Find the string "Election" in the records. Copy every line it appears in.
_ _ _ _
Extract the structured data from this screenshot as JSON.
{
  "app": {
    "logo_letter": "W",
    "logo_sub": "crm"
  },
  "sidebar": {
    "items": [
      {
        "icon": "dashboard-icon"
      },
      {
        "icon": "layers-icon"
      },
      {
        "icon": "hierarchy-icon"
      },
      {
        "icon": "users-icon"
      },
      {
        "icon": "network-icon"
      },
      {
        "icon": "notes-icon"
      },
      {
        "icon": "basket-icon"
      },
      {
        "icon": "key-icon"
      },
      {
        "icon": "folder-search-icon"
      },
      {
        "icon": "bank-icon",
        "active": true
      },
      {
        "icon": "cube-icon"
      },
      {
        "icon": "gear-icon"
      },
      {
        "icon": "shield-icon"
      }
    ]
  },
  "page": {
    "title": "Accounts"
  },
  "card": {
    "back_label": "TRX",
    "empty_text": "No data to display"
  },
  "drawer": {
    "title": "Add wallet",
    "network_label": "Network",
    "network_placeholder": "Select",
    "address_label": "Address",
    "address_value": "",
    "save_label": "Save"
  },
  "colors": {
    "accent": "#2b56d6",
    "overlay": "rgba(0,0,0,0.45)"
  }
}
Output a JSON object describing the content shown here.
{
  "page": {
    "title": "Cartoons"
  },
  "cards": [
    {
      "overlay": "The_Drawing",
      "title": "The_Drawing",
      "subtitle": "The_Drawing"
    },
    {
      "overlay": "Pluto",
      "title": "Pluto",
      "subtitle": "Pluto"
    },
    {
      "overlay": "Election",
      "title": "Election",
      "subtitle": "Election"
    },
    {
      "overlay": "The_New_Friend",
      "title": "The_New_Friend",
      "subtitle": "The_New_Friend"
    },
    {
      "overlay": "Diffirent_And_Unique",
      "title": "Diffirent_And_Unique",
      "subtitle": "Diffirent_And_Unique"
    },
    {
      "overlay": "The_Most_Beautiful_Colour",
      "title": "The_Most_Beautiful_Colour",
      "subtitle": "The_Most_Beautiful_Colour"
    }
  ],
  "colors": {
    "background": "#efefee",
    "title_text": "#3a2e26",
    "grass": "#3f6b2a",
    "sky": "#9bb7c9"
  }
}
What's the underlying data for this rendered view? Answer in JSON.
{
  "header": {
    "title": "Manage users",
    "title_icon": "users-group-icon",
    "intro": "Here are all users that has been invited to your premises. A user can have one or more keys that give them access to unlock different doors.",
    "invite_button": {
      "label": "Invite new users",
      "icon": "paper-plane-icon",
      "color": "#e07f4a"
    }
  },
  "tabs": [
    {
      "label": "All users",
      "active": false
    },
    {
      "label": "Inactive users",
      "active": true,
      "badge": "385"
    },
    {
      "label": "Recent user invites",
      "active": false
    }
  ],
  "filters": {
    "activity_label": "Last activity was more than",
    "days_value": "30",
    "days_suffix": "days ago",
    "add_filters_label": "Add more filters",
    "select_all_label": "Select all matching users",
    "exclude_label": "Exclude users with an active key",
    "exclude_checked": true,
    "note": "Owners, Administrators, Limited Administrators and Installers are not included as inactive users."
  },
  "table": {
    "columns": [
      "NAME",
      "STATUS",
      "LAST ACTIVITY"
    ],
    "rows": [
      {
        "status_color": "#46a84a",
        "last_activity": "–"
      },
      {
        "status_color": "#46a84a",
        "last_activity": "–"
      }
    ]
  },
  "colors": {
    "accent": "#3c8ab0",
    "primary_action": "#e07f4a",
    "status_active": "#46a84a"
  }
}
_ _ _ _
▶ [Worked answer]
      "overlay": "Election",
      "title": "Election",
      "subtitle": "Election"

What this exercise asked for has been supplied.